(Excerpted data):
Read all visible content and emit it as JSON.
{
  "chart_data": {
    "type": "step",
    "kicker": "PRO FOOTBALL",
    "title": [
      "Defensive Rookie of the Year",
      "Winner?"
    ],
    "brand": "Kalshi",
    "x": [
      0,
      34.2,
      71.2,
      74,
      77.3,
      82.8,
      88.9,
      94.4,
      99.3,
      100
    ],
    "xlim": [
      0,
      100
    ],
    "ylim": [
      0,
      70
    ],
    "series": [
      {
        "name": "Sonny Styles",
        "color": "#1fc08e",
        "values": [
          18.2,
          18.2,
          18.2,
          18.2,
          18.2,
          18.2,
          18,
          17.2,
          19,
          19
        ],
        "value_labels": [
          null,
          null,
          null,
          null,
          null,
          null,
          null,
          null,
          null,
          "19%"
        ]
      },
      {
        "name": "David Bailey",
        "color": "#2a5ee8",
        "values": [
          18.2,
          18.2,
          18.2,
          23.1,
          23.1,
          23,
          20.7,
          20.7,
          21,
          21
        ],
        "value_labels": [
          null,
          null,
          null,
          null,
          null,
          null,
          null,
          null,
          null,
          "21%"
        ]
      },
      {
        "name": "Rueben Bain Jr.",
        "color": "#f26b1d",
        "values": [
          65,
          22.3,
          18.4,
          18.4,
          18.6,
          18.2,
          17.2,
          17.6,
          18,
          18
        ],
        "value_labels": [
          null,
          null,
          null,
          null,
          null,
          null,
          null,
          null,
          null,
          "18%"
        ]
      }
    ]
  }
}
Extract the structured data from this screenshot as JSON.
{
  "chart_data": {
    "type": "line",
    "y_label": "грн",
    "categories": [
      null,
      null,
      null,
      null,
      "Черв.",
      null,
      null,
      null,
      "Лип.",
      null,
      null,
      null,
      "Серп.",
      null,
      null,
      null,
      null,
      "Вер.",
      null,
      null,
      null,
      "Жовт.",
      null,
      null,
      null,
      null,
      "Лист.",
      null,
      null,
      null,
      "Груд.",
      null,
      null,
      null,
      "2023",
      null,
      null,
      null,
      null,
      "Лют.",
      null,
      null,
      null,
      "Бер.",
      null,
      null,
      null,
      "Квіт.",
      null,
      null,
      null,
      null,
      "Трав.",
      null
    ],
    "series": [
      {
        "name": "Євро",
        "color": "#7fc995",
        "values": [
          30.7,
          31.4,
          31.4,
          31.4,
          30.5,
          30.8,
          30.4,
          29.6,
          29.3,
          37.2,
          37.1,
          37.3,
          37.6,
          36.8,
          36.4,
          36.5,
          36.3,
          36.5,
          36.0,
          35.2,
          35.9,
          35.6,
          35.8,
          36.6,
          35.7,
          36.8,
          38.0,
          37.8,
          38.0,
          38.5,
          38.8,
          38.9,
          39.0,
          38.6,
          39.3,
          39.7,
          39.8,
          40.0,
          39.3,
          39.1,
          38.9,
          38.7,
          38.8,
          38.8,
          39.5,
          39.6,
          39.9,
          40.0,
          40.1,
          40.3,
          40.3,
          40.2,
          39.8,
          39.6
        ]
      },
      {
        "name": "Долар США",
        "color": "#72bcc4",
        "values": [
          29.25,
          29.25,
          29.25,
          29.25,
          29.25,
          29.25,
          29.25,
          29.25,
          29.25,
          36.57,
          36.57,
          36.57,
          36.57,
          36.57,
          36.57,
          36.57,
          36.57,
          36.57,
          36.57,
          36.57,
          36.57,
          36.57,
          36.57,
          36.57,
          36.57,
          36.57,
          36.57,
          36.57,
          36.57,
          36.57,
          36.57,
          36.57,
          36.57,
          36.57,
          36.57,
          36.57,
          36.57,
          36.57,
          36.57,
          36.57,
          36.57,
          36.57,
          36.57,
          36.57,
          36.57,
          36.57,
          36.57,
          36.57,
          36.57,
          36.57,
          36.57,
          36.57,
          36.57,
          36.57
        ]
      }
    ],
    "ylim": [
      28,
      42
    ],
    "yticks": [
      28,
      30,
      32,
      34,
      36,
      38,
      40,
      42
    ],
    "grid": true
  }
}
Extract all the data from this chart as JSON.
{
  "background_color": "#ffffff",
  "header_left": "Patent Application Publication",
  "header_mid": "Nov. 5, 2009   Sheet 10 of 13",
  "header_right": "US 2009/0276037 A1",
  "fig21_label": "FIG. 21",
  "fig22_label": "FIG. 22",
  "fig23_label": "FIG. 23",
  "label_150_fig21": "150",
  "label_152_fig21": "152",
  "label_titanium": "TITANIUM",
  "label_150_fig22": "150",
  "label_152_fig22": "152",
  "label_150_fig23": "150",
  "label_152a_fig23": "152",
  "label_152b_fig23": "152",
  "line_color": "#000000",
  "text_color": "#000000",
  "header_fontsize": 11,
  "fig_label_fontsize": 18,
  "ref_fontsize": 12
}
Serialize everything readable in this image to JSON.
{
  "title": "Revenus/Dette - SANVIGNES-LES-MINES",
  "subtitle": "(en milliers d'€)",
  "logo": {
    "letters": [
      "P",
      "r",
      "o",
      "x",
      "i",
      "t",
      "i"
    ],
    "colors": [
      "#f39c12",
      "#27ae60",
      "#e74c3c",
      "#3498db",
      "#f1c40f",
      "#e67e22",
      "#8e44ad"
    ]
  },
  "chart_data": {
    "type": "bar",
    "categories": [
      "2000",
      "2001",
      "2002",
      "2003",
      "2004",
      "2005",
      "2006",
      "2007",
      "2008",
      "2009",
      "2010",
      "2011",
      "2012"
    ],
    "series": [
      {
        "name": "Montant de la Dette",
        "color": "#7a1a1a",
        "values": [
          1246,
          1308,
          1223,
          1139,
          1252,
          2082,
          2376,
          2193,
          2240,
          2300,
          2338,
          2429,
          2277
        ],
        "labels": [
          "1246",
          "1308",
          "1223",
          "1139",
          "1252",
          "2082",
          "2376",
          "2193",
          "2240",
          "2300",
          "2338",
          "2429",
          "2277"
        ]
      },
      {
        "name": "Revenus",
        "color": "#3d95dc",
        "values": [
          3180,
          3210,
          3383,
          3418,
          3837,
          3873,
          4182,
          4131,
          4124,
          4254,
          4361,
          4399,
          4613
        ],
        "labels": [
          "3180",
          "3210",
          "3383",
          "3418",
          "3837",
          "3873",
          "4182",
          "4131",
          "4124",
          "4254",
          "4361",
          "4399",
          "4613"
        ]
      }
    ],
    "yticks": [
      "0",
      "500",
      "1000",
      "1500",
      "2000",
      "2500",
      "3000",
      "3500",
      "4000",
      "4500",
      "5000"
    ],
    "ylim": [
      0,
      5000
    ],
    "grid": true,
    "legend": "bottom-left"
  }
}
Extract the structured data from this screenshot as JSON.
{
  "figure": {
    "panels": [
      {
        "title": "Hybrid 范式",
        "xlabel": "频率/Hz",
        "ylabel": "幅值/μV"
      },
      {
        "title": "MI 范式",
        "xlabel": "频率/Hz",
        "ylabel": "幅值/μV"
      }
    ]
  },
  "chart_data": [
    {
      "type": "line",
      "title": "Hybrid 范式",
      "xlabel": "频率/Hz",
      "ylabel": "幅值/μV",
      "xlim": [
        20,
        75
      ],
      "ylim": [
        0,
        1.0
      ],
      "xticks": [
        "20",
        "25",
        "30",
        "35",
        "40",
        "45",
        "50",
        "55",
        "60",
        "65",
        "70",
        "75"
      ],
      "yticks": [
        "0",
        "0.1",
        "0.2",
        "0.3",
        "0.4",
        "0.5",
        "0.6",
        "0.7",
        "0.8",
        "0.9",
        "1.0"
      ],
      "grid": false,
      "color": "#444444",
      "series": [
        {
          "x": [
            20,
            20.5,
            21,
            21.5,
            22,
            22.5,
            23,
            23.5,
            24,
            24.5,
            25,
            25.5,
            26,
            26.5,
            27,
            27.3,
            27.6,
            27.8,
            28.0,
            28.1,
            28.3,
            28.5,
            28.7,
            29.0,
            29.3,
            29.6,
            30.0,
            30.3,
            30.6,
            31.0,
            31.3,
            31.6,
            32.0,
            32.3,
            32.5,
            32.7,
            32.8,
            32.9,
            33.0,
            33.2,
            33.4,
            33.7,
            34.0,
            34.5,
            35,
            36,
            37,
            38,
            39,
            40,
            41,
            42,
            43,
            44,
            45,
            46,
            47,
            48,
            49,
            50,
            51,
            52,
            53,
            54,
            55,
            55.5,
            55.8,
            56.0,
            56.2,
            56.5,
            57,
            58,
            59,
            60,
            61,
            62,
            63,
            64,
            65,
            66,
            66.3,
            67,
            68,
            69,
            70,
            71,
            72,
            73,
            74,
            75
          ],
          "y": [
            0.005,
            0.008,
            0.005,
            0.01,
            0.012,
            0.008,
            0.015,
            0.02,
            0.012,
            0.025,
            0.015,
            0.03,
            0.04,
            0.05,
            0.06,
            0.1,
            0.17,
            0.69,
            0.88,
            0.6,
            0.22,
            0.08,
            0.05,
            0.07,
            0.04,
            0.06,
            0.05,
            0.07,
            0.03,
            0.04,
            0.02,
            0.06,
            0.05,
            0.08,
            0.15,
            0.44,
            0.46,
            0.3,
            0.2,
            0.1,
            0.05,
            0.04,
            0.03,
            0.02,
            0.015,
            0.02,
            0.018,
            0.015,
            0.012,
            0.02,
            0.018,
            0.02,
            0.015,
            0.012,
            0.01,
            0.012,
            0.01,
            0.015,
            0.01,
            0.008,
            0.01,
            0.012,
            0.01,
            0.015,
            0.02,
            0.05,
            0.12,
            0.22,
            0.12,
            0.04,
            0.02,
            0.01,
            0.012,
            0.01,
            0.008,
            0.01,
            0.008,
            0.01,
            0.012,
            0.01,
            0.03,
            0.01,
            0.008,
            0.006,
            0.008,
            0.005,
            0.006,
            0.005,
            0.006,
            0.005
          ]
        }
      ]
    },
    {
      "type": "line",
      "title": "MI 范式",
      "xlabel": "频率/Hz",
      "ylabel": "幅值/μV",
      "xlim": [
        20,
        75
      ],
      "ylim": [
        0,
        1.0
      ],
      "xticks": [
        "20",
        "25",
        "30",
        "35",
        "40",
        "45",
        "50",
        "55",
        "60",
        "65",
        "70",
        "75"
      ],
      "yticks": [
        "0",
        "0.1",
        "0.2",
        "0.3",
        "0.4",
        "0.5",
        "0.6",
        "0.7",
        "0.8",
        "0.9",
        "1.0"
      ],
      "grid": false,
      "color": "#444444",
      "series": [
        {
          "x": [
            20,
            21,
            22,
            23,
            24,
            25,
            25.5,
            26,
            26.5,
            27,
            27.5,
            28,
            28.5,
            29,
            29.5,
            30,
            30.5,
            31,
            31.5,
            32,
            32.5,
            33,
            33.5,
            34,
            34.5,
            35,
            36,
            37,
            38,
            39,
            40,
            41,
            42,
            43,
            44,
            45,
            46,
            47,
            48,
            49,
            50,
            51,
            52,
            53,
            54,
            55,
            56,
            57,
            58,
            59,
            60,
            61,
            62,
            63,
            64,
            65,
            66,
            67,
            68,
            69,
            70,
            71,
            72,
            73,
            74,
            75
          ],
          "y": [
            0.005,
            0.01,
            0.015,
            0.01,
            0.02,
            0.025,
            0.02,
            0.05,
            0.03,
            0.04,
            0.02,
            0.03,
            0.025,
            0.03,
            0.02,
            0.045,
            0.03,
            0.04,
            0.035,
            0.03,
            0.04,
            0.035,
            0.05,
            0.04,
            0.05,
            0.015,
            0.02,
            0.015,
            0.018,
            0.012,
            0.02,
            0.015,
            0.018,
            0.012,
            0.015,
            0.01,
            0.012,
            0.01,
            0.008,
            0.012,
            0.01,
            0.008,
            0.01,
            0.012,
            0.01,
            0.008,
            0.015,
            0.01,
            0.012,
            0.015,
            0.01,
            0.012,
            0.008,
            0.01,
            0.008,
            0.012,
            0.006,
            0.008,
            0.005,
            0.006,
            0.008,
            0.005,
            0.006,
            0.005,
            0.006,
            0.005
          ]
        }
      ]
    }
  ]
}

(What to produce): All lines holding the word "this" should be picked out and copied.

(Expected answer):
Extract the structured data from this screenshot as JSON.
Extract all the data from this chart as JSON.
Serialize everything readable in this image to JSON.
Extract the structured data from this screenshot as JSON.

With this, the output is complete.